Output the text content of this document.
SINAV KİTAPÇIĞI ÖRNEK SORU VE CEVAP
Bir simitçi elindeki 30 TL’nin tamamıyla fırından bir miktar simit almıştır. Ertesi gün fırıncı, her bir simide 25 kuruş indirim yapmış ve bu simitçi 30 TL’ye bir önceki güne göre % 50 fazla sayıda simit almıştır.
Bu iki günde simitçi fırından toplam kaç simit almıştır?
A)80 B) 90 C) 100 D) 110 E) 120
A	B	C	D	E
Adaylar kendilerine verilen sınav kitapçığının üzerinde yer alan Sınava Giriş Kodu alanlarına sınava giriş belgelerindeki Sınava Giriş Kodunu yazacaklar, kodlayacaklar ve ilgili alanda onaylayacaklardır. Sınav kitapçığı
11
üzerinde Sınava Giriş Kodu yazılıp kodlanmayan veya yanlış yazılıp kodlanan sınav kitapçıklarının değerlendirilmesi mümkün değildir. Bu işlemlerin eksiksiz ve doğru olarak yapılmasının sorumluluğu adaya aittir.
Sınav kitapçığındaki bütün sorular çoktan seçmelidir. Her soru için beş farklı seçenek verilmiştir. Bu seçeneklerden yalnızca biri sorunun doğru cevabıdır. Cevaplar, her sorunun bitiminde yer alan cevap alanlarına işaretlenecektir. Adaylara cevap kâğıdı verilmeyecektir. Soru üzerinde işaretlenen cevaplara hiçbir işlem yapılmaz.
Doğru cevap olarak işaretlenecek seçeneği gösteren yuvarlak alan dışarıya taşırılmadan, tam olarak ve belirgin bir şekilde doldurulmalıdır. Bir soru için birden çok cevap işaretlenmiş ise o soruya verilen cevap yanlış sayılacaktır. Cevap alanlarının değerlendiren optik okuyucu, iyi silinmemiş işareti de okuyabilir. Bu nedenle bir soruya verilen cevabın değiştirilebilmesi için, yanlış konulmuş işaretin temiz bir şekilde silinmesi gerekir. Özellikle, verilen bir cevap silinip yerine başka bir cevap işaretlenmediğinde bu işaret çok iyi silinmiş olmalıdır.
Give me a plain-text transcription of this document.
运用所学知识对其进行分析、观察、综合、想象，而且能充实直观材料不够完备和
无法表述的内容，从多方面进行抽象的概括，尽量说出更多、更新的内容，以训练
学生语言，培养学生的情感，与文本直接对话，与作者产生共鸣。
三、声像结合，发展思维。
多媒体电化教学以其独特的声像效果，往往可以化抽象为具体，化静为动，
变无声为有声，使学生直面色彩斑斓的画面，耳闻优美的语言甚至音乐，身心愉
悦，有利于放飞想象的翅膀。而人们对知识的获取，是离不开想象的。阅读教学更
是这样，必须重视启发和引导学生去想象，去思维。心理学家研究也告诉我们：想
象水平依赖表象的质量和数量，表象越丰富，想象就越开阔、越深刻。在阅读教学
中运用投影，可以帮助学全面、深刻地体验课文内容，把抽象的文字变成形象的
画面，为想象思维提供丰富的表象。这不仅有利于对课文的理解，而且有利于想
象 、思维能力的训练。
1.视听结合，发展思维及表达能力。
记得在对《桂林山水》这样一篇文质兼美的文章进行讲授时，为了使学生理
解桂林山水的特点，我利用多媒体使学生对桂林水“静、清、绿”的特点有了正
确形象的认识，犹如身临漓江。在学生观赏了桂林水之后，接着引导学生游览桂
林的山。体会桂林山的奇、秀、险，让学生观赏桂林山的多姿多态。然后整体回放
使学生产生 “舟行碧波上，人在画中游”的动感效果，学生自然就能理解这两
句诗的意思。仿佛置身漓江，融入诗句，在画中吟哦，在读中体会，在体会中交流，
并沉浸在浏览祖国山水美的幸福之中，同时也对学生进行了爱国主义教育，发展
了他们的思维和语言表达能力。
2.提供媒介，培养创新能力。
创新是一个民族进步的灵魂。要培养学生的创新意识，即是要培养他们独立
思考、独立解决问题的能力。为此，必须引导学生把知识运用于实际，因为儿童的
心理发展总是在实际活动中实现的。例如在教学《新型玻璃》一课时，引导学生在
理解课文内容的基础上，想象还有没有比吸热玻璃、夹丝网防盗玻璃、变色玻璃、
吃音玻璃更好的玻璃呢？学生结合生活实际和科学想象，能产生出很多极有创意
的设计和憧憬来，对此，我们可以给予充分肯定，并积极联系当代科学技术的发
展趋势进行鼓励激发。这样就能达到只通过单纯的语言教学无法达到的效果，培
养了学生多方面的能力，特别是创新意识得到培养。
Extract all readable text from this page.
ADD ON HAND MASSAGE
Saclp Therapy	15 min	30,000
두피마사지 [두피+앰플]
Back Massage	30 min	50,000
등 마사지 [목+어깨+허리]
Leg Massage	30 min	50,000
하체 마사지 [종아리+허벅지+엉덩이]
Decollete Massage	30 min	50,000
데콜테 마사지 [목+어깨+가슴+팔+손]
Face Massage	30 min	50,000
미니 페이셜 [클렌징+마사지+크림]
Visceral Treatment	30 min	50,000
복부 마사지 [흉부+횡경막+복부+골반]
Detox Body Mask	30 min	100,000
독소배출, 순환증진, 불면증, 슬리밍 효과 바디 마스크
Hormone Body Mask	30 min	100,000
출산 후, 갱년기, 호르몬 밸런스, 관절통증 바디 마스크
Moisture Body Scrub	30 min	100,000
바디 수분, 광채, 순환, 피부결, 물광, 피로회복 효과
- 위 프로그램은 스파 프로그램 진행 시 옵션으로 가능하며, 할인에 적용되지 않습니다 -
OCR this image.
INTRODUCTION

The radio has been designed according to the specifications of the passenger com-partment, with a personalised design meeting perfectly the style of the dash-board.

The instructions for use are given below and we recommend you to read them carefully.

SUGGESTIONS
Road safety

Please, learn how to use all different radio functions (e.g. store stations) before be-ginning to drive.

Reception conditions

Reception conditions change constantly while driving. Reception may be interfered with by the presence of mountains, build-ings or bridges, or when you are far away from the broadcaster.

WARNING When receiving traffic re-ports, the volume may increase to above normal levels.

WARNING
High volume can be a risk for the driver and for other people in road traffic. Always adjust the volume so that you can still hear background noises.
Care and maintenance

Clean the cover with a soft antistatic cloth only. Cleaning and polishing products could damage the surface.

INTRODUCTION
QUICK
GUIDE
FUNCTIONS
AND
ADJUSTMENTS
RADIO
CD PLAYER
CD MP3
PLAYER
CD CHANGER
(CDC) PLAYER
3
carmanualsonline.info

Problem requirements >>
Give back the whole listing, word for word.

Expected answer >>
Output the text content of this document.
SINAV KİTAPÇIĞI ÖRNEK SORU VE CEVAP
Bir simitçi elindeki 30 TL’nin tamamıyla fırından bir miktar simit almıştır. Ertesi gün fırıncı, her bir simide 25 kuruş indirim yapmış ve bu simitçi 30 TL’ye bir önceki güne göre % 50 fazla sayıda simit almıştır.
Bu iki günde simitçi fırından toplam kaç simit almıştır?
A)80 B) 90 C) 100 D) 110 E) 120
A	B	C	D	E
Adaylar kendilerine verilen sınav kitapçığının üzerinde yer alan Sınava Giriş Kodu alanlarına sınava giriş belgelerindeki Sınava Giriş Kodunu yazacaklar, kodlayacaklar ve ilgili alanda onaylayacaklardır. Sınav kitapçığı
11
üzerinde Sınava Giriş Kodu yazılıp kodlanmayan veya yanlış yazılıp kodlanan sınav kitapçıklarının değerlendirilmesi mümkün değildir. Bu işlemlerin eksiksiz ve doğru olarak yapılmasının sorumluluğu adaya aittir.
Sınav kitapçığındaki bütün sorular çoktan seçmelidir. Her soru için beş farklı seçenek verilmiştir. Bu seçeneklerden yalnızca biri sorunun doğru cevabıdır. Cevaplar, her sorunun bitiminde yer alan cevap alanlarına işaretlenecektir. Adaylara cevap kâğıdı verilmeyecektir. Soru üzerinde işaretlenen cevaplara hiçbir işlem yapılmaz.
Doğru cevap olarak işaretlenecek seçeneği gösteren yuvarlak alan dışarıya taşırılmadan, tam olarak ve belirgin bir şekilde doldurulmalıdır. Bir soru için birden çok cevap işaretlenmiş ise o soruya verilen cevap yanlış sayılacaktır. Cevap alanlarının değerlendiren optik okuyucu, iyi silinmemiş işareti de okuyabilir. Bu nedenle bir soruya verilen cevabın değiştirilebilmesi için, yanlış konulmuş işaretin temiz bir şekilde silinmesi gerekir. Özellikle, verilen bir cevap silinip yerine başka bir cevap işaretlenmediğinde bu işaret çok iyi silinmiş olmalıdır.
Give me a plain-text transcription of this document.
运用所学知识对其进行分析、观察、综合、想象，而且能充实直观材料不够完备和
无法表述的内容，从多方面进行抽象的概括，尽量说出更多、更新的内容，以训练
学生语言，培养学生的情感，与文本直接对话，与作者产生共鸣。
三、声像结合，发展思维。
多媒体电化教学以其独特的声像效果，往往可以化抽象为具体，化静为动，
变无声为有声，使学生直面色彩斑斓的画面，耳闻优美的语言甚至音乐，身心愉
悦，有利于放飞想象的翅膀。而人们对知识的获取，是离不开想象的。阅读教学更
是这样，必须重视启发和引导学生去想象，去思维。心理学家研究也告诉我们：想
象水平依赖表象的质量和数量，表象越丰富，想象就越开阔、越深刻。在阅读教学
中运用投影，可以帮助学全面、深刻地体验课文内容，把抽象的文字变成形象的
画面，为想象思维提供丰富的表象。这不仅有利于对课文的理解，而且有利于想
象 、思维能力的训练。
1.视听结合，发展思维及表达能力。
记得在对《桂林山水》这样一篇文质兼美的文章进行讲授时，为了使学生理
解桂林山水的特点，我利用多媒体使学生对桂林水“静、清、绿”的特点有了正
确形象的认识，犹如身临漓江。在学生观赏了桂林水之后，接着引导学生游览桂
林的山。体会桂林山的奇、秀、险，让学生观赏桂林山的多姿多态。然后整体回放
使学生产生 “舟行碧波上，人在画中游”的动感效果，学生自然就能理解这两
句诗的意思。仿佛置身漓江，融入诗句，在画中吟哦，在读中体会，在体会中交流，
并沉浸在浏览祖国山水美的幸福之中，同时也对学生进行了爱国主义教育，发展
了他们的思维和语言表达能力。
2.提供媒介，培养创新能力。
创新是一个民族进步的灵魂。要培养学生的创新意识，即是要培养他们独立
思考、独立解决问题的能力。为此，必须引导学生把知识运用于实际，因为儿童的
心理发展总是在实际活动中实现的。例如在教学《新型玻璃》一课时，引导学生在
理解课文内容的基础上，想象还有没有比吸热玻璃、夹丝网防盗玻璃、变色玻璃、
吃音玻璃更好的玻璃呢？学生结合生活实际和科学想象，能产生出很多极有创意
的设计和憧憬来，对此，我们可以给予充分肯定，并积极联系当代科学技术的发
展趋势进行鼓励激发。这样就能达到只通过单纯的语言教学无法达到的效果，培
养了学生多方面的能力，特别是创新意识得到培养。
Extract all readable text from this page.
ADD ON HAND MASSAGE
Saclp Therapy	15 min	30,000
두피마사지 [두피+앰플]
Back Massage	30 min	50,000
등 마사지 [목+어깨+허리]
Leg Massage	30 min	50,000
하체 마사지 [종아리+허벅지+엉덩이]
Decollete Massage	30 min	50,000
데콜테 마사지 [목+어깨+가슴+팔+손]
Face Massage	30 min	50,000
미니 페이셜 [클렌징+마사지+크림]
Visceral Treatment	30 min	50,000
복부 마사지 [흉부+횡경막+복부+골반]
Detox Body Mask	30 min	100,000
독소배출, 순환증진, 불면증, 슬리밍 효과 바디 마스크
Hormone Body Mask	30 min	100,000
출산 후, 갱년기, 호르몬 밸런스, 관절통증 바디 마스크
Moisture Body Scrub	30 min	100,000
바디 수분, 광채, 순환, 피부결, 물광, 피로회복 효과
- 위 프로그램은 스파 프로그램 진행 시 옵션으로 가능하며, 할인에 적용되지 않습니다 -
OCR this image.
INTRODUCTION

The radio has been designed according to the specifications of the passenger com-partment, with a personalised design meeting perfectly the style of the dash-board.

The instructions for use are given below and we recommend you to read them carefully.

SUGGESTIONS
Road safety

Please, learn how to use all different radio functions (e.g. store stations) before be-ginning to drive.

Reception conditions

Reception conditions change constantly while driving. Reception may be interfered with by the presence of mountains, build-ings or bridges, or when you are far away from the broadcaster.

WARNING When receiving traffic re-ports, the volume may increase to above normal levels.

WARNING
High volume can be a risk for the driver and for other people in road traffic. Always adjust the volume so that you can still hear background noises.
Care and maintenance

Clean the cover with a soft antistatic cloth only. Cleaning and polishing products could damage the surface.

INTRODUCTION
QUICK
GUIDE
FUNCTIONS
AND
ADJUSTMENTS
RADIO
CD PLAYER
CD MP3
PLAYER
CD CHANGER
(CDC) PLAYER
3
carmanualsonline.info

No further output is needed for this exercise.